What the task asks | The records below must be output exactly, without pictures.

Material for this task |
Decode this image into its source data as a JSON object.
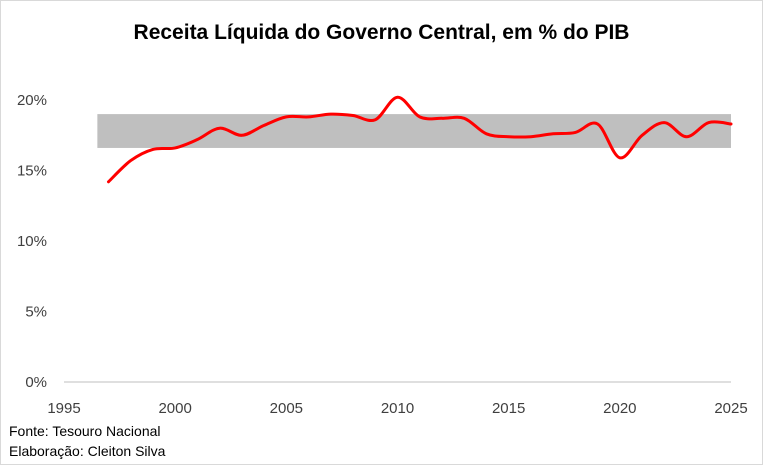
{
  "chart_data": {
    "type": "line",
    "title": "Receita Líquida do Governo Central, em % do PIB",
    "xlabel": "",
    "ylabel": "",
    "xlim": [
      1995,
      2025
    ],
    "ylim": [
      0,
      20
    ],
    "x_ticks": [
      "1995",
      "2000",
      "2005",
      "2010",
      "2015",
      "2020",
      "2025"
    ],
    "y_ticks": [
      "0%",
      "5%",
      "10%",
      "15%",
      "20%"
    ],
    "band": {
      "from": 16.6,
      "to": 19.0,
      "x_from": 1996.5,
      "x_to": 2025,
      "color": "#bfbfbf"
    },
    "series": [
      {
        "color": "#ff0000",
        "x": [
          1997,
          1998,
          1999,
          2000,
          2001,
          2002,
          2003,
          2004,
          2005,
          2006,
          2007,
          2008,
          2009,
          2010,
          2011,
          2012,
          2013,
          2014,
          2015,
          2016,
          2017,
          2018,
          2019,
          2020,
          2021,
          2022,
          2023,
          2024,
          2025
        ],
        "values": [
          14.2,
          15.7,
          16.5,
          16.6,
          17.2,
          18.0,
          17.5,
          18.2,
          18.8,
          18.8,
          19.0,
          18.9,
          18.6,
          20.2,
          18.8,
          18.7,
          18.7,
          17.6,
          17.4,
          17.4,
          17.6,
          17.7,
          18.3,
          15.9,
          17.5,
          18.4,
          17.4,
          18.4,
          18.3
        ]
      }
    ]
  },
  "footer": {
    "source": "Fonte: Tesouro Nacional",
    "author": "Elaboração: Cleiton Silva"
  }
}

Answer to the problem |
Decode this image into its source data as a JSON object.
{
  "chart_data": {
    "type": "line",
    "title": "Receita Líquida do Governo Central, em % do PIB",
    "xlabel": "",
    "ylabel": "",
    "xlim": [
      1995,
      2025
    ],
    "ylim": [
      0,
      20
    ],
    "x_ticks": [
      "1995",
      "2000",
      "2005",
      "2010",
      "2015",
      "2020",
      "2025"
    ],
    "y_ticks": [
      "0%",
      "5%",
      "10%",
      "15%",
      "20%"
    ],
    "band": {
      "from": 16.6,
      "to": 19.0,
      "x_from": 1996.5,
      "x_to": 2025,
      "color": "#bfbfbf"
    },
    "series": [
      {
        "color": "#ff0000",
        "x": [
          1997,
          1998,
          1999,
          2000,
          2001,
          2002,
          2003,
          2004,
          2005,
          2006,
          2007,
          2008,
          2009,
          2010,
          2011,
          2012,
          2013,
          2014,
          2015,
          2016,
          2017,
          2018,
          2019,
          2020,
          2021,
          2022,
          2023,
          2024,
          2025
        ],
        "values": [
          14.2,
          15.7,
          16.5,
          16.6,
          17.2,
          18.0,
          17.5,
          18.2,
          18.8,
          18.8,
          19.0,
          18.9,
          18.6,
          20.2,
          18.8,
          18.7,
          18.7,
          17.6,
          17.4,
          17.4,
          17.6,
          17.7,
          18.3,
          15.9,
          17.5,
          18.4,
          17.4,
          18.4,
          18.3
        ]
      }
    ]
  },
  "footer": {
    "source": "Fonte: Tesouro Nacional",
    "author": "Elaboração: Cleiton Silva"
  }
}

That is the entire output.